> MATERIAL FOR THIS TASK
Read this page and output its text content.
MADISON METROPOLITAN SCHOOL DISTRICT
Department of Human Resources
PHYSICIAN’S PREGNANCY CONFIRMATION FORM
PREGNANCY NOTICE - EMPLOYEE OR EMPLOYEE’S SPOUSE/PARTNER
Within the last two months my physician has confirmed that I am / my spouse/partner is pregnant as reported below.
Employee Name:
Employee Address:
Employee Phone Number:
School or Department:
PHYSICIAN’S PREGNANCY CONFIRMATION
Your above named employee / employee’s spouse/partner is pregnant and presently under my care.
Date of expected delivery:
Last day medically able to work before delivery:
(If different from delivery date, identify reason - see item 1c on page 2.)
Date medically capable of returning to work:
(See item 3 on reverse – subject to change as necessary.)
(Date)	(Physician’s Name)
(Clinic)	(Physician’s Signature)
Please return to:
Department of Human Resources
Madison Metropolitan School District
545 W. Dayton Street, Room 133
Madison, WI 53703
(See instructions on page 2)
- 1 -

> YOUR TASK
Produce a verbatim transcription of the entries above.

> ANSWER FOR THE TASK
Read this page and output its text content.
MADISON METROPOLITAN SCHOOL DISTRICT
Department of Human Resources
PHYSICIAN’S PREGNANCY CONFIRMATION FORM
PREGNANCY NOTICE - EMPLOYEE OR EMPLOYEE’S SPOUSE/PARTNER
Within the last two months my physician has confirmed that I am / my spouse/partner is pregnant as reported below.
Employee Name:
Employee Address:
Employee Phone Number:
School or Department:
PHYSICIAN’S PREGNANCY CONFIRMATION
Your above named employee / employee’s spouse/partner is pregnant and presently under my care.
Date of expected delivery:
Last day medically able to work before delivery:
(If different from delivery date, identify reason - see item 1c on page 2.)
Date medically capable of returning to work:
(See item 3 on reverse – subject to change as necessary.)
(Date)	(Physician’s Name)
(Clinic)	(Physician’s Signature)
Please return to:
Department of Human Resources
Madison Metropolitan School District
545 W. Dayton Street, Room 133
Madison, WI 53703
(See instructions on page 2)
- 1 -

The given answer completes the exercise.